**Instruction**
Present every line of the items below as a numbered list, skipping blank lines and leaving out the pictures.

**Record set**
>> BEGIN

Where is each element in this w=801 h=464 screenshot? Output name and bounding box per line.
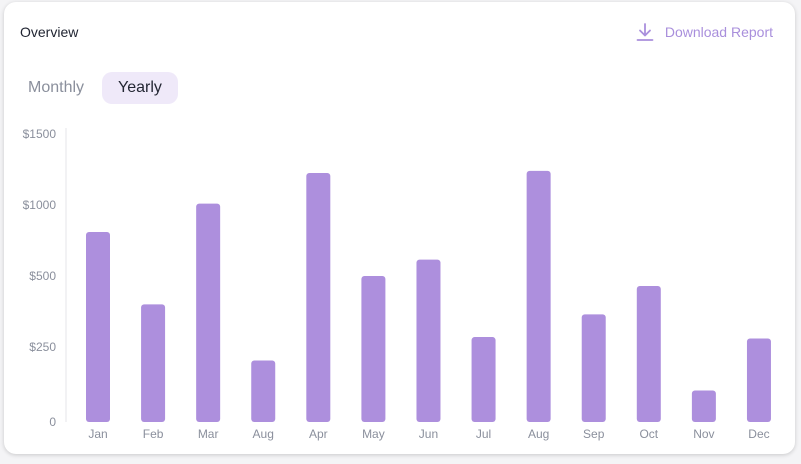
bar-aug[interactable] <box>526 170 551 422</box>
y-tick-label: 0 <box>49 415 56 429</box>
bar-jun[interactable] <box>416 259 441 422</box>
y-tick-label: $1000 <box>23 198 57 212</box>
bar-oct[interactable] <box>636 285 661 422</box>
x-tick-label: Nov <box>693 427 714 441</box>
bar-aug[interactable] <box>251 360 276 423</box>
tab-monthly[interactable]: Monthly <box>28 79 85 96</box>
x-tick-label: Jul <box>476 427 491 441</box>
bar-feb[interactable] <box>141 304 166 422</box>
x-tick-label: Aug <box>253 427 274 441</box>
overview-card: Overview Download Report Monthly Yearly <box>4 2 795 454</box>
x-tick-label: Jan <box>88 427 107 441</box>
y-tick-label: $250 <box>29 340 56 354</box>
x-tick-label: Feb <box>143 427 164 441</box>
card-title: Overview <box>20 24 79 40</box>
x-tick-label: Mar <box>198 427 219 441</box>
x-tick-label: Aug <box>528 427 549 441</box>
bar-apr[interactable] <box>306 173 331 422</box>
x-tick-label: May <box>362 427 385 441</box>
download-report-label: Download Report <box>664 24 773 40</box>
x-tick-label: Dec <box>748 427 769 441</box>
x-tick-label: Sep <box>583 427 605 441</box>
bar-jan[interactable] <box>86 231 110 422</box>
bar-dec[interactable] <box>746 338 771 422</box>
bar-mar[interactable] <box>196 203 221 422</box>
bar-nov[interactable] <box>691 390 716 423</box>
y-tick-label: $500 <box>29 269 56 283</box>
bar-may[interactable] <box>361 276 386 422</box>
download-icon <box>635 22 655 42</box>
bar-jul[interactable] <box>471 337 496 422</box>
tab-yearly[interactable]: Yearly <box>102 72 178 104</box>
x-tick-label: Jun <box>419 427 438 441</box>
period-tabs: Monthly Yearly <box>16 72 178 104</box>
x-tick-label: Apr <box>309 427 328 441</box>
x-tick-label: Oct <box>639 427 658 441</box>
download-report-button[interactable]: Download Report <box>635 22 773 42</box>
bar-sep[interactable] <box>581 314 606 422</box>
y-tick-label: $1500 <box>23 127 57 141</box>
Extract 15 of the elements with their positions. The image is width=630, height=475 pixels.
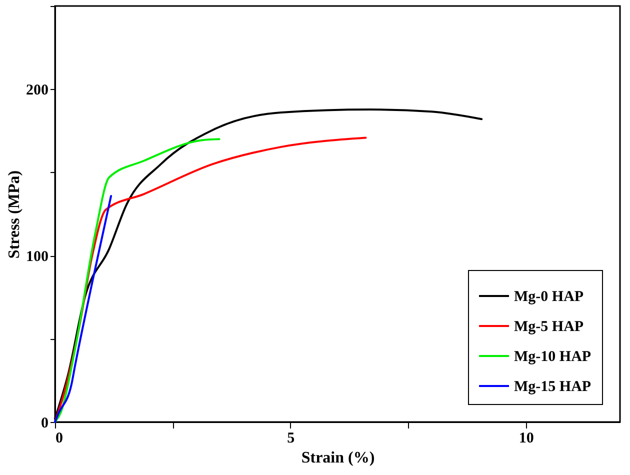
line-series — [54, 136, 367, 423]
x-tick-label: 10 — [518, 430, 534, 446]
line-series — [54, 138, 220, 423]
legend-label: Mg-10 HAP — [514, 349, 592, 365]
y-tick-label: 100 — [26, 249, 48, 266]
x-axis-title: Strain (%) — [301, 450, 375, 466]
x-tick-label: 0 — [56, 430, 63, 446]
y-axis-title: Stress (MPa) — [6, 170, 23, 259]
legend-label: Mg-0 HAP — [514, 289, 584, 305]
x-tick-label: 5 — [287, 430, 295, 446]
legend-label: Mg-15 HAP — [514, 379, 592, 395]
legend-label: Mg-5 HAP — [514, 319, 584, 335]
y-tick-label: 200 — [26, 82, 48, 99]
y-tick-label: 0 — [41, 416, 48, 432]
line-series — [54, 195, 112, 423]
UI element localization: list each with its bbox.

>> END

**Solution to the exercise**
1. Where is each element in this w=801 h=464 screenshot? Output name and bounding box per line.
2. bar-aug[interactable] <box>526 170 551 422</box>
3. y-tick-label: 0 <box>49 415 56 429</box>
4. bar-jun[interactable] <box>416 259 441 422</box>
5. y-tick-label: $1000 <box>23 198 57 212</box>
6. bar-oct[interactable] <box>636 285 661 422</box>
7. x-tick-label: Nov <box>693 427 714 441</box>
8. bar-aug[interactable] <box>251 360 276 423</box>
9. tab-monthly[interactable]: Monthly <box>28 79 85 96</box>
10. x-tick-label: Jul <box>476 427 491 441</box>
11. bar-feb[interactable] <box>141 304 166 422</box>
12. x-tick-label: Aug <box>253 427 274 441</box>
13. overview-card: Overview Download Report Monthly Yearly <box>4 2 795 454</box>
14. x-tick-label: Jan <box>88 427 107 441</box>
15. y-tick-label: $250 <box>29 340 56 354</box>
16. x-tick-label: Feb <box>143 427 164 441</box>
17. card-title: Overview <box>20 24 79 40</box>
18. x-tick-label: Mar <box>198 427 219 441</box>
19. x-tick-label: Aug <box>528 427 549 441</box>
20. bar-apr[interactable] <box>306 173 331 422</box>
21. x-tick-label: May <box>362 427 385 441</box>
22. download-report-label: Download Report <box>664 24 773 40</box>
23. x-tick-label: Dec <box>748 427 769 441</box>
24. x-tick-label: Sep <box>583 427 605 441</box>
25. bar-jan[interactable] <box>86 231 110 422</box>
26. bar-dec[interactable] <box>746 338 771 422</box>
27. bar-mar[interactable] <box>196 203 221 422</box>
28. bar-nov[interactable] <box>691 390 716 423</box>
29. y-tick-label: $500 <box>29 269 56 283</box>
30. bar-may[interactable] <box>361 276 386 422</box>
31. download-icon <box>635 22 655 42</box>
32. bar-jul[interactable] <box>471 337 496 422</box>
33. tab-yearly[interactable]: Yearly <box>102 72 178 104</box>
34. x-tick-label: Jun <box>419 427 438 441</box>
35. period-tabs: Monthly Yearly <box>16 72 178 104</box>
36. x-tick-label: Apr <box>309 427 328 441</box>
37. x-tick-label: Oct <box>639 427 658 441</box>
38. download-report-button[interactable]: Download Report <box>635 22 773 42</box>
39. bar-sep[interactable] <box>581 314 606 422</box>
40. y-tick-label: $1500 <box>23 127 57 141</box>
41. Extract 15 of the elements with their positions. The image is width=630, height=475 pixels.
42. line-series — [54, 136, 367, 423]
43. x-tick-label: 10 — [518, 430, 534, 446]
44. line-series — [54, 138, 220, 423]
45. legend-label: Mg-10 HAP — [514, 349, 592, 365]
46. y-tick-label: 100 — [26, 249, 48, 266]
47. x-axis-title: Strain (%) — [301, 450, 375, 466]
48. x-tick-label: 0 — [56, 430, 63, 446]
49. y-axis-title: Stress (MPa) — [6, 170, 23, 259]
50. legend-label: Mg-0 HAP — [514, 289, 584, 305]
51. x-tick-label: 5 — [287, 430, 295, 446]
52. legend-label: Mg-15 HAP — [514, 379, 592, 395]
53. legend-label: Mg-5 HAP — [514, 319, 584, 335]
54. y-tick-label: 200 — [26, 82, 48, 99]
55. y-tick-label: 0 — [41, 416, 48, 432]
56. line-series — [54, 195, 112, 423]
57. UI element localization: list each with its bbox.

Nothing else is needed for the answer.